— BEGIN MATERIAL FOR THE TASK —

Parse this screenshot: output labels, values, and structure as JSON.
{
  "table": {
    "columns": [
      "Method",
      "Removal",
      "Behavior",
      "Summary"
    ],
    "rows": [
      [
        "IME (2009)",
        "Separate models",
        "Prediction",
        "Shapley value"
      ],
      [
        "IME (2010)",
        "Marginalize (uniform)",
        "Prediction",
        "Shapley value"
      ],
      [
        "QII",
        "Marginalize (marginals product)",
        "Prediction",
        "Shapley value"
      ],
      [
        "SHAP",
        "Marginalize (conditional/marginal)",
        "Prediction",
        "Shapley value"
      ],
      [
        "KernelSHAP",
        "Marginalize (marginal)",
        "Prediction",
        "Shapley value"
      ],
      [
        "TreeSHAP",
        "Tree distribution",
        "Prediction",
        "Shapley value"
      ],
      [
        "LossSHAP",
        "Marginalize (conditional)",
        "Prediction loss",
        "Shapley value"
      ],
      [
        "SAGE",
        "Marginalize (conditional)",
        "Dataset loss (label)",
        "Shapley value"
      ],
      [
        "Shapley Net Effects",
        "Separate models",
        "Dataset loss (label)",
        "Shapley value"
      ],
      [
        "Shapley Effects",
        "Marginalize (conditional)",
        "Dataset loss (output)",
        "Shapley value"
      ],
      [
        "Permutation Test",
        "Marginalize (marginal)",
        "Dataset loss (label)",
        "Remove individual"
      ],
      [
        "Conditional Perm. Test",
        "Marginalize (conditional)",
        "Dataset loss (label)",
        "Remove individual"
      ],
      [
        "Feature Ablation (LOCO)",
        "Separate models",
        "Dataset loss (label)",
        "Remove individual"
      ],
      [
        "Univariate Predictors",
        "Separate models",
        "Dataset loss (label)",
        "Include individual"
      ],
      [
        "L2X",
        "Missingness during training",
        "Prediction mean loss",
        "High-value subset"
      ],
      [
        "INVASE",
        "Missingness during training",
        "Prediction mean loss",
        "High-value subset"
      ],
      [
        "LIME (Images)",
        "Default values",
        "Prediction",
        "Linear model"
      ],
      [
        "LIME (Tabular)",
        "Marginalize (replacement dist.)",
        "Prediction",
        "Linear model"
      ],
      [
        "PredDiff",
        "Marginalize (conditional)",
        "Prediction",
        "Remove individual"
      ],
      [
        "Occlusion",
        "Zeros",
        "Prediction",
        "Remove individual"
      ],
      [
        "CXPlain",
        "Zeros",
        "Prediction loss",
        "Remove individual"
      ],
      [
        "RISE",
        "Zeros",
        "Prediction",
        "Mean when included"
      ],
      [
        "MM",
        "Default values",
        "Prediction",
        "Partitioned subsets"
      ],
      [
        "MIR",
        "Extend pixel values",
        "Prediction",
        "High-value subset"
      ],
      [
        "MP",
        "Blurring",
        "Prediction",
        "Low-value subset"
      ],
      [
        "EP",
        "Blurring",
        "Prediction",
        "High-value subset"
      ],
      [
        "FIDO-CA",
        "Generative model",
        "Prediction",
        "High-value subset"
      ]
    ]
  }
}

— END MATERIAL FOR THE TASK —

◆ WHAT THE EXERCISE ASKS
Gather all lines from the records above in which "values" appears.

◆ OUTPUT
Parse this screenshot: output labels, values, and structure as JSON.
        "Default values",
        "Default values",
        "Extend pixel values",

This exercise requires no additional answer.